TASK REQUIREMENTS: The records that follow should be retyped word for word.

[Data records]
— BEGIN —

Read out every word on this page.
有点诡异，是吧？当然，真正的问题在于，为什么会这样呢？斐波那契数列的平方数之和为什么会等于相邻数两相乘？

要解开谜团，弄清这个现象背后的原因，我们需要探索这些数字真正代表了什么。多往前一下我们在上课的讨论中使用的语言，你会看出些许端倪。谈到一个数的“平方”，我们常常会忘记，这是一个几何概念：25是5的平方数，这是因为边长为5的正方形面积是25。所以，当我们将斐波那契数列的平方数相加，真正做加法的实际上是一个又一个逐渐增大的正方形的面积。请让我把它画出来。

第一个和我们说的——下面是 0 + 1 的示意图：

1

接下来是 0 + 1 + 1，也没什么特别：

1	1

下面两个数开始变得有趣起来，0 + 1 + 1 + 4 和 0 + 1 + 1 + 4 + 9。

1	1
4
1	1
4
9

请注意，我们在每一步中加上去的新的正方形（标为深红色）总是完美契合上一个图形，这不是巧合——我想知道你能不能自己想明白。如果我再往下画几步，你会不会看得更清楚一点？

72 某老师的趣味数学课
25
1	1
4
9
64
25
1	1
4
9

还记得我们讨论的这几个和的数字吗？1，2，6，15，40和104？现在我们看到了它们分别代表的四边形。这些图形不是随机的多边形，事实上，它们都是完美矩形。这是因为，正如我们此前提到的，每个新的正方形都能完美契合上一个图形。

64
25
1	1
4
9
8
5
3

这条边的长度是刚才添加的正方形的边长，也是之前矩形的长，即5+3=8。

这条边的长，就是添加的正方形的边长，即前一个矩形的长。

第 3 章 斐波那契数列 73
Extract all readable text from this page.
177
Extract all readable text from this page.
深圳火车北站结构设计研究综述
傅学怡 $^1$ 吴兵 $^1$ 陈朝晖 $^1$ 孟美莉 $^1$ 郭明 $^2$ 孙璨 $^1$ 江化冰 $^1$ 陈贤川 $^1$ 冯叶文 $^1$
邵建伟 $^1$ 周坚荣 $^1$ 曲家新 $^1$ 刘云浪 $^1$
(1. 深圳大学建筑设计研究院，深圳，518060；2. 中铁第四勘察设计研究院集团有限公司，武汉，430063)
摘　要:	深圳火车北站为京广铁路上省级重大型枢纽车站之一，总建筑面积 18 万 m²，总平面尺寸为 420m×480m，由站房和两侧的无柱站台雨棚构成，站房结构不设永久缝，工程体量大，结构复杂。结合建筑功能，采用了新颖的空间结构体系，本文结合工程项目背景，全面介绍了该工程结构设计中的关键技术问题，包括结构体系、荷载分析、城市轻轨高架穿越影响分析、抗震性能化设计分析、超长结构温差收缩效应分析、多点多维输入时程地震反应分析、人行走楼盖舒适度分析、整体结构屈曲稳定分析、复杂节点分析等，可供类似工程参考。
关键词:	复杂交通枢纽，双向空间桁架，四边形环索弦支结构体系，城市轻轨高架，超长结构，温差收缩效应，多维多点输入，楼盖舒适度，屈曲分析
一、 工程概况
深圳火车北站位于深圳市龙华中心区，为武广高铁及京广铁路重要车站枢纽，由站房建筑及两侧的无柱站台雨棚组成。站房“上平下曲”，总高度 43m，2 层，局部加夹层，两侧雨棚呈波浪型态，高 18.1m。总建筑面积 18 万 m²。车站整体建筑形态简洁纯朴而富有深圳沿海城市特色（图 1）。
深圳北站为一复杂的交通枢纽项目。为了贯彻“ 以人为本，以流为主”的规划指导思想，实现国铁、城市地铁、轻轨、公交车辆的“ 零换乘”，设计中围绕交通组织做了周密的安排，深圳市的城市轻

— END —

SOLVED PROBLEM:
Read out every word on this page.
有点诡异，是吧？当然，真正的问题在于，为什么会这样呢？斐波那契数列的平方数之和为什么会等于相邻数两相乘？

要解开谜团，弄清这个现象背后的原因，我们需要探索这些数字真正代表了什么。多往前一下我们在上课的讨论中使用的语言，你会看出些许端倪。谈到一个数的“平方”，我们常常会忘记，这是一个几何概念：25是5的平方数，这是因为边长为5的正方形面积是25。所以，当我们将斐波那契数列的平方数相加，真正做加法的实际上是一个又一个逐渐增大的正方形的面积。请让我把它画出来。

第一个和我们说的——下面是 0 + 1 的示意图：

1

接下来是 0 + 1 + 1，也没什么特别：

1	1

下面两个数开始变得有趣起来，0 + 1 + 1 + 4 和 0 + 1 + 1 + 4 + 9。

1	1
4
1	1
4
9

请注意，我们在每一步中加上去的新的正方形（标为深红色）总是完美契合上一个图形，这不是巧合——我想知道你能不能自己想明白。如果我再往下画几步，你会不会看得更清楚一点？

72 某老师的趣味数学课
25
1	1
4
9
64
25
1	1
4
9

还记得我们讨论的这几个和的数字吗？1，2，6，15，40和104？现在我们看到了它们分别代表的四边形。这些图形不是随机的多边形，事实上，它们都是完美矩形。这是因为，正如我们此前提到的，每个新的正方形都能完美契合上一个图形。

64
25
1	1
4
9
8
5
3

这条边的长度是刚才添加的正方形的边长，也是之前矩形的长，即5+3=8。

这条边的长，就是添加的正方形的边长，即前一个矩形的长。

第 3 章 斐波那契数列 73
Extract all readable text from this page.
177
Extract all readable text from this page.
深圳火车北站结构设计研究综述
傅学怡 $^1$ 吴兵 $^1$ 陈朝晖 $^1$ 孟美莉 $^1$ 郭明 $^2$ 孙璨 $^1$ 江化冰 $^1$ 陈贤川 $^1$ 冯叶文 $^1$
邵建伟 $^1$ 周坚荣 $^1$ 曲家新 $^1$ 刘云浪 $^1$
(1. 深圳大学建筑设计研究院，深圳，518060；2. 中铁第四勘察设计研究院集团有限公司，武汉，430063)
摘　要:	深圳火车北站为京广铁路上省级重大型枢纽车站之一，总建筑面积 18 万 m²，总平面尺寸为 420m×480m，由站房和两侧的无柱站台雨棚构成，站房结构不设永久缝，工程体量大，结构复杂。结合建筑功能，采用了新颖的空间结构体系，本文结合工程项目背景，全面介绍了该工程结构设计中的关键技术问题，包括结构体系、荷载分析、城市轻轨高架穿越影响分析、抗震性能化设计分析、超长结构温差收缩效应分析、多点多维输入时程地震反应分析、人行走楼盖舒适度分析、整体结构屈曲稳定分析、复杂节点分析等，可供类似工程参考。
关键词:	复杂交通枢纽，双向空间桁架，四边形环索弦支结构体系，城市轻轨高架，超长结构，温差收缩效应，多维多点输入，楼盖舒适度，屈曲分析
一、 工程概况
深圳火车北站位于深圳市龙华中心区，为武广高铁及京广铁路重要车站枢纽，由站房建筑及两侧的无柱站台雨棚组成。站房“上平下曲”，总高度 43m，2 层，局部加夹层，两侧雨棚呈波浪型态，高 18.1m。总建筑面积 18 万 m²。车站整体建筑形态简洁纯朴而富有深圳沿海城市特色（图 1）。
深圳北站为一复杂的交通枢纽项目。为了贯彻“ 以人为本，以流为主”的规划指导思想，实现国铁、城市地铁、轻轨、公交车辆的“ 零换乘”，设计中围绕交通组织做了周密的安排，深圳市的城市轻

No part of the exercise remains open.